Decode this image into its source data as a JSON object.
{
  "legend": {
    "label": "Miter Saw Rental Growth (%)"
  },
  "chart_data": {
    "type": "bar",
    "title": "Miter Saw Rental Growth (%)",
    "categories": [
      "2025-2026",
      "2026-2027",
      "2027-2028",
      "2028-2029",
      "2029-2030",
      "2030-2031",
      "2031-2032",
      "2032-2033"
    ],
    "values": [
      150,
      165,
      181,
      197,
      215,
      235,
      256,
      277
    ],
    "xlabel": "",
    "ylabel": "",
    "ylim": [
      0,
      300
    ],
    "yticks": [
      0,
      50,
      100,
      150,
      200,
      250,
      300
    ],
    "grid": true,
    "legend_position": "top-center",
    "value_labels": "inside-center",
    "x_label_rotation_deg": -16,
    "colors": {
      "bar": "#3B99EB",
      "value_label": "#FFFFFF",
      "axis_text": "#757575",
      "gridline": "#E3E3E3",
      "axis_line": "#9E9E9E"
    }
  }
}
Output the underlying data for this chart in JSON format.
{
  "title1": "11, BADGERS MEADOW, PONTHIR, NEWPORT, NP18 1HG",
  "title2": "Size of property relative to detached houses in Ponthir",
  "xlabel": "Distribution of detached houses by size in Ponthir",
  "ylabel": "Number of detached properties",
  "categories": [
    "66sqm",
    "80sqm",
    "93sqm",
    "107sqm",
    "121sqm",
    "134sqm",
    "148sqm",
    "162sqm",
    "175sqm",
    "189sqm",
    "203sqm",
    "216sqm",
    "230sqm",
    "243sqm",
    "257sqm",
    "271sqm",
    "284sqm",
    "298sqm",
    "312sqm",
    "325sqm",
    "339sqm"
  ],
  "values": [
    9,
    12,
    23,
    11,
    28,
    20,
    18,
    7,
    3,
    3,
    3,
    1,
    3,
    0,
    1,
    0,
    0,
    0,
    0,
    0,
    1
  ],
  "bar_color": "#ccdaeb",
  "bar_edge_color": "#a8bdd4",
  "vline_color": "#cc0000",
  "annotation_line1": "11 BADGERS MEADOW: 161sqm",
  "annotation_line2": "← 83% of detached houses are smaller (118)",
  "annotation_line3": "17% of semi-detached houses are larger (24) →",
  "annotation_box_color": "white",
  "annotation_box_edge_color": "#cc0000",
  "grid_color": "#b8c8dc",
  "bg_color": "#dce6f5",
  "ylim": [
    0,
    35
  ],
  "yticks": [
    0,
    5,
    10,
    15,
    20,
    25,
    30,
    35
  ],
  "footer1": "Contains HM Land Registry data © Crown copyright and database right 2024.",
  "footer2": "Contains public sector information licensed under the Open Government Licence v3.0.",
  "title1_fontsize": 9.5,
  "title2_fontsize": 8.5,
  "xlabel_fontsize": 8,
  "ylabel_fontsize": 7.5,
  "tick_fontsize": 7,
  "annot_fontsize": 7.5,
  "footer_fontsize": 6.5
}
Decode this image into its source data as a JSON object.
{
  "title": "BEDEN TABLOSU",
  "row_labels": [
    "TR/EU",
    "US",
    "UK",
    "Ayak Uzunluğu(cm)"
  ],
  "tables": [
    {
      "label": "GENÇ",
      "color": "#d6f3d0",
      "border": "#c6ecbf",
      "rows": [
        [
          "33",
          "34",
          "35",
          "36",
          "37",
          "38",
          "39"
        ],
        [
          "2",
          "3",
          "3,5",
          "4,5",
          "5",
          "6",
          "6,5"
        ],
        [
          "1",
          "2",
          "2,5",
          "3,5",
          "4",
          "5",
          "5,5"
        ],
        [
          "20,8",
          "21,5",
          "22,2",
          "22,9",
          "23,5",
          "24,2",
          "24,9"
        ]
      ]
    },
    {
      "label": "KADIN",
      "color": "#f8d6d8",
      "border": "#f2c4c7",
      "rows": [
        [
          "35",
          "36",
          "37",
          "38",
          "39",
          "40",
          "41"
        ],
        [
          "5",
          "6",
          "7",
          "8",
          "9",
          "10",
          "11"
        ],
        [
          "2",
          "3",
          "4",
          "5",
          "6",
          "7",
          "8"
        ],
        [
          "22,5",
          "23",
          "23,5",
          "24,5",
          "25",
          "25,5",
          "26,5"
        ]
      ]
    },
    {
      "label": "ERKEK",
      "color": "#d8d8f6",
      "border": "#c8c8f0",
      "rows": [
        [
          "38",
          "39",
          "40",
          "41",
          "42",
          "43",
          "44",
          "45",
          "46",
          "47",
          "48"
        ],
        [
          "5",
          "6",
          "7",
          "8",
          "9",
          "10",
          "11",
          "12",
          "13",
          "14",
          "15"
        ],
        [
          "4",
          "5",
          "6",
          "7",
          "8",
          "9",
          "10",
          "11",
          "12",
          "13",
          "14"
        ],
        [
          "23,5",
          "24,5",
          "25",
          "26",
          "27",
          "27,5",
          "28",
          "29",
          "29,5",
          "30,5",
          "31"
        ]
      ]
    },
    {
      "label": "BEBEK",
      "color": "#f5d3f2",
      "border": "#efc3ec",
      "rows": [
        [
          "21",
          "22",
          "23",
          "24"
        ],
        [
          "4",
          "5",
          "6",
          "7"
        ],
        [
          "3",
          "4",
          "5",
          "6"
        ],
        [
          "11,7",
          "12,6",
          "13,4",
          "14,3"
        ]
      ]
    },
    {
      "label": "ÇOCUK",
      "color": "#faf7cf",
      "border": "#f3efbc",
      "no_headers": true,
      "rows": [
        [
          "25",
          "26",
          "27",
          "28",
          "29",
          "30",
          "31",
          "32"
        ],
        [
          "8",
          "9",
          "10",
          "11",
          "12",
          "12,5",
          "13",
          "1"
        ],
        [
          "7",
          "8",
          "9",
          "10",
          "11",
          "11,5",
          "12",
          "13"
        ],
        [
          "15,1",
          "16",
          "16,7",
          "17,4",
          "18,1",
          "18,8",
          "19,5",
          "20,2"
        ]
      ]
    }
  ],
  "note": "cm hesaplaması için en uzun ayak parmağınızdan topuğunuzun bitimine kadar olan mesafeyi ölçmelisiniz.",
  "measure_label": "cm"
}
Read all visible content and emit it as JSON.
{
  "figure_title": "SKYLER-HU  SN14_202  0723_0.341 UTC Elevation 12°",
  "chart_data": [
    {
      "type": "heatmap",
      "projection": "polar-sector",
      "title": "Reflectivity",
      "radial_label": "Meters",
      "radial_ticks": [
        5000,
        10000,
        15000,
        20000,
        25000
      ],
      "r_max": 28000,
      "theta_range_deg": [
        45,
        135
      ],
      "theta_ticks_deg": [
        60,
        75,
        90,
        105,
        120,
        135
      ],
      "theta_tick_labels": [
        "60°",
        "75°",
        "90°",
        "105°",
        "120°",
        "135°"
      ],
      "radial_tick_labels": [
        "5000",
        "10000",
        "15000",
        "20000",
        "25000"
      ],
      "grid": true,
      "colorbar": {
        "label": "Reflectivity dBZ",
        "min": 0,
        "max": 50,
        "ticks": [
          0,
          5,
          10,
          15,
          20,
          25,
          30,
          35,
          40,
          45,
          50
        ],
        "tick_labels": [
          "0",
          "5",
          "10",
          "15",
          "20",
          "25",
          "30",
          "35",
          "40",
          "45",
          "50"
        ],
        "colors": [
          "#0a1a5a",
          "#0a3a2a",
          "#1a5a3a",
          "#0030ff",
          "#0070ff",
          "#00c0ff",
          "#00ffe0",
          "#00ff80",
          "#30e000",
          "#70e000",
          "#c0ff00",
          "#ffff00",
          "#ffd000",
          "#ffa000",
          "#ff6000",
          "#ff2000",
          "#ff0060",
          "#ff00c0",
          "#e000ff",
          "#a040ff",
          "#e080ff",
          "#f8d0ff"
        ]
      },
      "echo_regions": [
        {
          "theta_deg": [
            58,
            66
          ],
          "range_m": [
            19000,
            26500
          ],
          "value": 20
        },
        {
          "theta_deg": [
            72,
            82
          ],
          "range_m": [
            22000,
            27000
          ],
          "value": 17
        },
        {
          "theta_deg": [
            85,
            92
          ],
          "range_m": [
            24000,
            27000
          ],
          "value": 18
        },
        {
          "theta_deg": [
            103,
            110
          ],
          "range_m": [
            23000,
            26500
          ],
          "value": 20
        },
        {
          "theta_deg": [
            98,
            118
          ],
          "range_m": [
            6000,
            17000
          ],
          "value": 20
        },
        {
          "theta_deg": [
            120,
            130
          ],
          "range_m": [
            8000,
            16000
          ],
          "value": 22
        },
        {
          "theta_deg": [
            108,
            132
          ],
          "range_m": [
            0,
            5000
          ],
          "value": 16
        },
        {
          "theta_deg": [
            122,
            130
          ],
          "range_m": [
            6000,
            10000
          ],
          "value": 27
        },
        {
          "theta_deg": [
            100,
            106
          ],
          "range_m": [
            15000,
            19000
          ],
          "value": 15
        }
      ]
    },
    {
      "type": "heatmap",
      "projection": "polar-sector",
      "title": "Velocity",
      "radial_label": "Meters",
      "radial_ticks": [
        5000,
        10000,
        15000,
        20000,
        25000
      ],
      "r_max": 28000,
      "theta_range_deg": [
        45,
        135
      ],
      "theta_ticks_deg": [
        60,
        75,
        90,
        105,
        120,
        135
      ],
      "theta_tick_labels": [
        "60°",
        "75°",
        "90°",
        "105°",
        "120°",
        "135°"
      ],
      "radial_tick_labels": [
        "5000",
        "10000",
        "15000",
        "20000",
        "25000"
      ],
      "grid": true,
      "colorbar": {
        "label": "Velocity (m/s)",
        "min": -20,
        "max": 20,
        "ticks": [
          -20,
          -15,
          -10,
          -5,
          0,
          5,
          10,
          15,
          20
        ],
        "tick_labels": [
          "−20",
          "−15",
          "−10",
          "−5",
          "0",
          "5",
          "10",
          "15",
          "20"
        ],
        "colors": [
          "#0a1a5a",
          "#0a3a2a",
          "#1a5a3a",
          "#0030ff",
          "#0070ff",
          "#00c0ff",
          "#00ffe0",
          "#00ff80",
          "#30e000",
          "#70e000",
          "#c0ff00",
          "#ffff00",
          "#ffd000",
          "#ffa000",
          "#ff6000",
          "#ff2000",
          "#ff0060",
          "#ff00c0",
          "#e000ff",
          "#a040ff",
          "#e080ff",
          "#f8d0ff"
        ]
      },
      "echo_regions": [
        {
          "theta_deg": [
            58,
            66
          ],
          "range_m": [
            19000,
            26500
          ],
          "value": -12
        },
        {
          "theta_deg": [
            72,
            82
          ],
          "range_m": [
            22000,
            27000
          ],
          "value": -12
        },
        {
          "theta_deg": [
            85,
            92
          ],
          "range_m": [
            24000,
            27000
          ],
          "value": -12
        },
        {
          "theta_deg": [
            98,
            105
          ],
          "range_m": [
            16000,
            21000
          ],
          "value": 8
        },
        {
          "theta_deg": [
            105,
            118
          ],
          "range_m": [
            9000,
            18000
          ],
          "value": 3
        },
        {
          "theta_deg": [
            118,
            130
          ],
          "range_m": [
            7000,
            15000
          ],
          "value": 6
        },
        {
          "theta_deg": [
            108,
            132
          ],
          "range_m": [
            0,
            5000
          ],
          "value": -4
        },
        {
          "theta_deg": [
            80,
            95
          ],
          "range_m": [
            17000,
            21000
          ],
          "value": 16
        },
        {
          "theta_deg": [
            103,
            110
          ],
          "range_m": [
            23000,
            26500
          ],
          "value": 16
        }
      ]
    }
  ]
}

-------

_Work to do_
Gather and return every line that holds the string "border".

_Solution for this problem_
      "border": "#c6ecbf",
      "border": "#f2c4c7",
      "border": "#c8c8f0",
      "border": "#efc3ec",
      "border": "#f3efbc",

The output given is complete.